▶ **Provided information**:
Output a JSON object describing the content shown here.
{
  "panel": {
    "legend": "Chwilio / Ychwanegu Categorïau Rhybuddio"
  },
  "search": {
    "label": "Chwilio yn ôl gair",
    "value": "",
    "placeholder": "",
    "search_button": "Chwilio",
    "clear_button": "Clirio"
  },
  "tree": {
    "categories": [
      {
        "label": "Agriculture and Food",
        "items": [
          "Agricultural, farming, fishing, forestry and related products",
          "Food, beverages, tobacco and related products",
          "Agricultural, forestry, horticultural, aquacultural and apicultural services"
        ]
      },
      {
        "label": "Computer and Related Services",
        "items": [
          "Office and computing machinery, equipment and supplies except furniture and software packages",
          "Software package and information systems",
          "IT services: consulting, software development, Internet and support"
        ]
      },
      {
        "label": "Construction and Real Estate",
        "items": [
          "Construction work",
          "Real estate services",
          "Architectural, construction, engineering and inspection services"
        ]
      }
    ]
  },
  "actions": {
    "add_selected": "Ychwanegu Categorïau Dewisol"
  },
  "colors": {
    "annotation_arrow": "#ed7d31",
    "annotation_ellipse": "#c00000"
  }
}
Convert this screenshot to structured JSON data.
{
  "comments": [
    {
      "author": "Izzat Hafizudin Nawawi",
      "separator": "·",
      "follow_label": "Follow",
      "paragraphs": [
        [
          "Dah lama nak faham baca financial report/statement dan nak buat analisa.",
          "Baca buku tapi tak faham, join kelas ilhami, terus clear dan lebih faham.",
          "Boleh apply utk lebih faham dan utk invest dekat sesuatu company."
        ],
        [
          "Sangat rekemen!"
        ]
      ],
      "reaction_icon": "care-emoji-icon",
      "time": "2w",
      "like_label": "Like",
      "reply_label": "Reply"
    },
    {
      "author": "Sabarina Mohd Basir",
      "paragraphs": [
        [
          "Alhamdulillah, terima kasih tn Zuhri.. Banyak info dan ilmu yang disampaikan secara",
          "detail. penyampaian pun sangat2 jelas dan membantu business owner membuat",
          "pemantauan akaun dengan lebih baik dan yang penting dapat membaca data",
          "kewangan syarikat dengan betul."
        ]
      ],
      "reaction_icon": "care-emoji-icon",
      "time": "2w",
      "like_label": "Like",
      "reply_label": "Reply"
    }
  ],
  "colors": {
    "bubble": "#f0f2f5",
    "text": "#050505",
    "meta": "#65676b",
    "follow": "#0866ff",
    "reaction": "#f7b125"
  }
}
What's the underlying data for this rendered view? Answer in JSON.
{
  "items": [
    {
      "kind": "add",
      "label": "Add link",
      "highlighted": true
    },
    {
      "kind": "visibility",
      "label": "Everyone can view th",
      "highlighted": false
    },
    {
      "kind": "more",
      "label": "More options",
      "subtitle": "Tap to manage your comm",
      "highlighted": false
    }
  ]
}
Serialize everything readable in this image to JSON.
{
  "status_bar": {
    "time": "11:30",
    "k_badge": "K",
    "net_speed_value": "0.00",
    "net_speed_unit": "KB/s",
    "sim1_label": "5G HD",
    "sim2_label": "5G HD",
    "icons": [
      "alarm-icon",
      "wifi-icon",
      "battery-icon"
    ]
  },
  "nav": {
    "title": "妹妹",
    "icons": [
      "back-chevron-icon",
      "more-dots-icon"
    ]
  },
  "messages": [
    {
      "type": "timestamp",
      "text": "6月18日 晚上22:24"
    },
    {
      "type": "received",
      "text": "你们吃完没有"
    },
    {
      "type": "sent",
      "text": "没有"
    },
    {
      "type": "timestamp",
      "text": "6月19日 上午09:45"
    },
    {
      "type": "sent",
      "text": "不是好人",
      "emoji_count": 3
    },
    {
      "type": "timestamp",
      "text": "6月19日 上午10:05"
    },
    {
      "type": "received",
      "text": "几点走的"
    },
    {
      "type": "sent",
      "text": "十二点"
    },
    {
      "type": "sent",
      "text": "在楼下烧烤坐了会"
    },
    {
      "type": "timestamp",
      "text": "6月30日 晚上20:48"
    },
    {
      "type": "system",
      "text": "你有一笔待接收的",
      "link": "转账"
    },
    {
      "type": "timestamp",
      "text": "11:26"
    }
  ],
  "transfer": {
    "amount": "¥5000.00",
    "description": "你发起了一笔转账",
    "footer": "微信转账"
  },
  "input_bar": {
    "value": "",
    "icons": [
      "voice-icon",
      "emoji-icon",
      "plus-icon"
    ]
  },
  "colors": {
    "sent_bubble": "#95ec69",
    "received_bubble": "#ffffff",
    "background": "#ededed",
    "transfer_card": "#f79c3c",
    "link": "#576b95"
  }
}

▶ **Prompt**: Output the full listing exactly as it stands.

▶ **Problem solution**:
Output a JSON object describing the content shown here.
{
  "panel": {
    "legend": "Chwilio / Ychwanegu Categorïau Rhybuddio"
  },
  "search": {
    "label": "Chwilio yn ôl gair",
    "value": "",
    "placeholder": "",
    "search_button": "Chwilio",
    "clear_button": "Clirio"
  },
  "tree": {
    "categories": [
      {
        "label": "Agriculture and Food",
        "items": [
          "Agricultural, farming, fishing, forestry and related products",
          "Food, beverages, tobacco and related products",
          "Agricultural, forestry, horticultural, aquacultural and apicultural services"
        ]
      },
      {
        "label": "Computer and Related Services",
        "items": [
          "Office and computing machinery, equipment and supplies except furniture and software packages",
          "Software package and information systems",
          "IT services: consulting, software development, Internet and support"
        ]
      },
      {
        "label": "Construction and Real Estate",
        "items": [
          "Construction work",
          "Real estate services",
          "Architectural, construction, engineering and inspection services"
        ]
      }
    ]
  },
  "actions": {
    "add_selected": "Ychwanegu Categorïau Dewisol"
  },
  "colors": {
    "annotation_arrow": "#ed7d31",
    "annotation_ellipse": "#c00000"
  }
}
Convert this screenshot to structured JSON data.
{
  "comments": [
    {
      "author": "Izzat Hafizudin Nawawi",
      "separator": "·",
      "follow_label": "Follow",
      "paragraphs": [
        [
          "Dah lama nak faham baca financial report/statement dan nak buat analisa.",
          "Baca buku tapi tak faham, join kelas ilhami, terus clear dan lebih faham.",
          "Boleh apply utk lebih faham dan utk invest dekat sesuatu company."
        ],
        [
          "Sangat rekemen!"
        ]
      ],
      "reaction_icon": "care-emoji-icon",
      "time": "2w",
      "like_label": "Like",
      "reply_label": "Reply"
    },
    {
      "author": "Sabarina Mohd Basir",
      "paragraphs": [
        [
          "Alhamdulillah, terima kasih tn Zuhri.. Banyak info dan ilmu yang disampaikan secara",
          "detail. penyampaian pun sangat2 jelas dan membantu business owner membuat",
          "pemantauan akaun dengan lebih baik dan yang penting dapat membaca data",
          "kewangan syarikat dengan betul."
        ]
      ],
      "reaction_icon": "care-emoji-icon",
      "time": "2w",
      "like_label": "Like",
      "reply_label": "Reply"
    }
  ],
  "colors": {
    "bubble": "#f0f2f5",
    "text": "#050505",
    "meta": "#65676b",
    "follow": "#0866ff",
    "reaction": "#f7b125"
  }
}
What's the underlying data for this rendered view? Answer in JSON.
{
  "items": [
    {
      "kind": "add",
      "label": "Add link",
      "highlighted": true
    },
    {
      "kind": "visibility",
      "label": "Everyone can view th",
      "highlighted": false
    },
    {
      "kind": "more",
      "label": "More options",
      "subtitle": "Tap to manage your comm",
      "highlighted": false
    }
  ]
}
Serialize everything readable in this image to JSON.
{
  "status_bar": {
    "time": "11:30",
    "k_badge": "K",
    "net_speed_value": "0.00",
    "net_speed_unit": "KB/s",
    "sim1_label": "5G HD",
    "sim2_label": "5G HD",
    "icons": [
      "alarm-icon",
      "wifi-icon",
      "battery-icon"
    ]
  },
  "nav": {
    "title": "妹妹",
    "icons": [
      "back-chevron-icon",
      "more-dots-icon"
    ]
  },
  "messages": [
    {
      "type": "timestamp",
      "text": "6月18日 晚上22:24"
    },
    {
      "type": "received",
      "text": "你们吃完没有"
    },
    {
      "type": "sent",
      "text": "没有"
    },
    {
      "type": "timestamp",
      "text": "6月19日 上午09:45"
    },
    {
      "type": "sent",
      "text": "不是好人",
      "emoji_count": 3
    },
    {
      "type": "timestamp",
      "text": "6月19日 上午10:05"
    },
    {
      "type": "received",
      "text": "几点走的"
    },
    {
      "type": "sent",
      "text": "十二点"
    },
    {
      "type": "sent",
      "text": "在楼下烧烤坐了会"
    },
    {
      "type": "timestamp",
      "text": "6月30日 晚上20:48"
    },
    {
      "type": "system",
      "text": "你有一笔待接收的",
      "link": "转账"
    },
    {
      "type": "timestamp",
      "text": "11:26"
    }
  ],
  "transfer": {
    "amount": "¥5000.00",
    "description": "你发起了一笔转账",
    "footer": "微信转账"
  },
  "input_bar": {
    "value": "",
    "icons": [
      "voice-icon",
      "emoji-icon",
      "plus-icon"
    ]
  },
  "colors": {
    "sent_bubble": "#95ec69",
    "received_bubble": "#ffffff",
    "background": "#ededed",
    "transfer_card": "#f79c3c",
    "link": "#576b95"
  }
}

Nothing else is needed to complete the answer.